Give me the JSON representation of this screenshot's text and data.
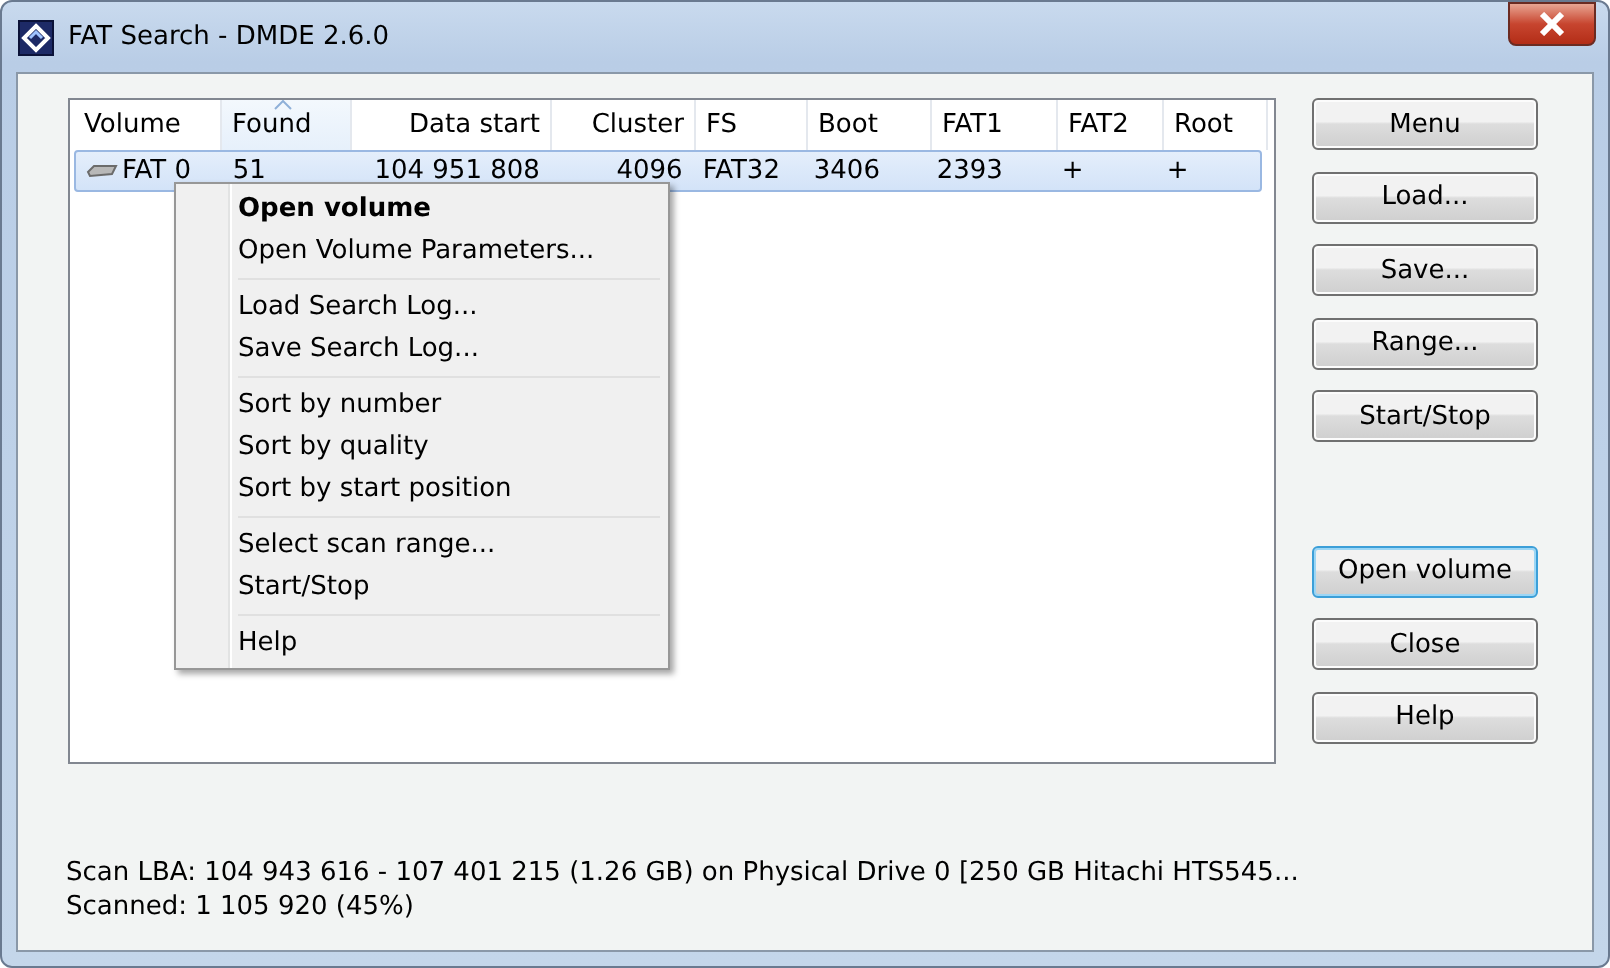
{
  "window": {
    "title": "FAT Search - DMDE 2.6.0"
  },
  "table": {
    "columns": [
      {
        "label": "Volume",
        "sorted": false
      },
      {
        "label": "Found",
        "sorted": true
      },
      {
        "label": "Data start",
        "sorted": false
      },
      {
        "label": "Cluster",
        "sorted": false
      },
      {
        "label": "FS",
        "sorted": false
      },
      {
        "label": "Boot",
        "sorted": false
      },
      {
        "label": "FAT1",
        "sorted": false
      },
      {
        "label": "FAT2",
        "sorted": false
      },
      {
        "label": "Root",
        "sorted": false
      }
    ],
    "rows": [
      {
        "selected": true,
        "cells": [
          "FAT 0",
          "51",
          "104 951 808",
          "4096",
          "FAT32",
          "3406",
          "2393",
          "+",
          "+"
        ]
      }
    ]
  },
  "context_menu": [
    {
      "kind": "item",
      "label": "Open volume",
      "default": true
    },
    {
      "kind": "item",
      "label": "Open Volume Parameters...",
      "default": false
    },
    {
      "kind": "separator"
    },
    {
      "kind": "item",
      "label": "Load Search Log...",
      "default": false
    },
    {
      "kind": "item",
      "label": "Save Search Log...",
      "default": false
    },
    {
      "kind": "separator"
    },
    {
      "kind": "item",
      "label": "Sort by number",
      "default": false
    },
    {
      "kind": "item",
      "label": "Sort by quality",
      "default": false
    },
    {
      "kind": "item",
      "label": "Sort by start position",
      "default": false
    },
    {
      "kind": "separator"
    },
    {
      "kind": "item",
      "label": "Select scan range...",
      "default": false
    },
    {
      "kind": "item",
      "label": "Start/Stop",
      "default": false
    },
    {
      "kind": "separator"
    },
    {
      "kind": "item",
      "label": "Help",
      "default": false
    }
  ],
  "buttons_top": [
    {
      "label": "Menu",
      "default": false
    },
    {
      "label": "Load...",
      "default": false
    },
    {
      "label": "Save...",
      "default": false
    },
    {
      "label": "Range...",
      "default": false
    },
    {
      "label": "Start/Stop",
      "default": false
    }
  ],
  "buttons_bottom": [
    {
      "label": "Open volume",
      "default": true
    },
    {
      "label": "Close",
      "default": false
    },
    {
      "label": "Help",
      "default": false
    }
  ],
  "status": [
    "Scan LBA: 104 943 616 - 107 401 215 (1.26 GB) on Physical Drive 0 [250 GB Hitachi HTS545...",
    "Scanned: 1 105 920 (45%)"
  ]
}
•••
[Exercise instructions] Copy out each record shown above without alteration, skipping any picture.

[Task response]
Give me the JSON representation of this screenshot's text and data.
{
  "window": {
    "title": "FAT Search - DMDE 2.6.0"
  },
  "table": {
    "columns": [
      {
        "label": "Volume",
        "sorted": false
      },
      {
        "label": "Found",
        "sorted": true
      },
      {
        "label": "Data start",
        "sorted": false
      },
      {
        "label": "Cluster",
        "sorted": false
      },
      {
        "label": "FS",
        "sorted": false
      },
      {
        "label": "Boot",
        "sorted": false
      },
      {
        "label": "FAT1",
        "sorted": false
      },
      {
        "label": "FAT2",
        "sorted": false
      },
      {
        "label": "Root",
        "sorted": false
      }
    ],
    "rows": [
      {
        "selected": true,
        "cells": [
          "FAT 0",
          "51",
          "104 951 808",
          "4096",
          "FAT32",
          "3406",
          "2393",
          "+",
          "+"
        ]
      }
    ]
  },
  "context_menu": [
    {
      "kind": "item",
      "label": "Open volume",
      "default": true
    },
    {
      "kind": "item",
      "label": "Open Volume Parameters...",
      "default": false
    },
    {
      "kind": "separator"
    },
    {
      "kind": "item",
      "label": "Load Search Log...",
      "default": false
    },
    {
      "kind": "item",
      "label": "Save Search Log...",
      "default": false
    },
    {
      "kind": "separator"
    },
    {
      "kind": "item",
      "label": "Sort by number",
      "default": false
    },
    {
      "kind": "item",
      "label": "Sort by quality",
      "default": false
    },
    {
      "kind": "item",
      "label": "Sort by start position",
      "default": false
    },
    {
      "kind": "separator"
    },
    {
      "kind": "item",
      "label": "Select scan range...",
      "default": false
    },
    {
      "kind": "item",
      "label": "Start/Stop",
      "default": false
    },
    {
      "kind": "separator"
    },
    {
      "kind": "item",
      "label": "Help",
      "default": false
    }
  ],
  "buttons_top": [
    {
      "label": "Menu",
      "default": false
    },
    {
      "label": "Load...",
      "default": false
    },
    {
      "label": "Save...",
      "default": false
    },
    {
      "label": "Range...",
      "default": false
    },
    {
      "label": "Start/Stop",
      "default": false
    }
  ],
  "buttons_bottom": [
    {
      "label": "Open volume",
      "default": true
    },
    {
      "label": "Close",
      "default": false
    },
    {
      "label": "Help",
      "default": false
    }
  ],
  "status": [
    "Scan LBA: 104 943 616 - 107 401 215 (1.26 GB) on Physical Drive 0 [250 GB Hitachi HTS545...",
    "Scanned: 1 105 920 (45%)"
  ]
}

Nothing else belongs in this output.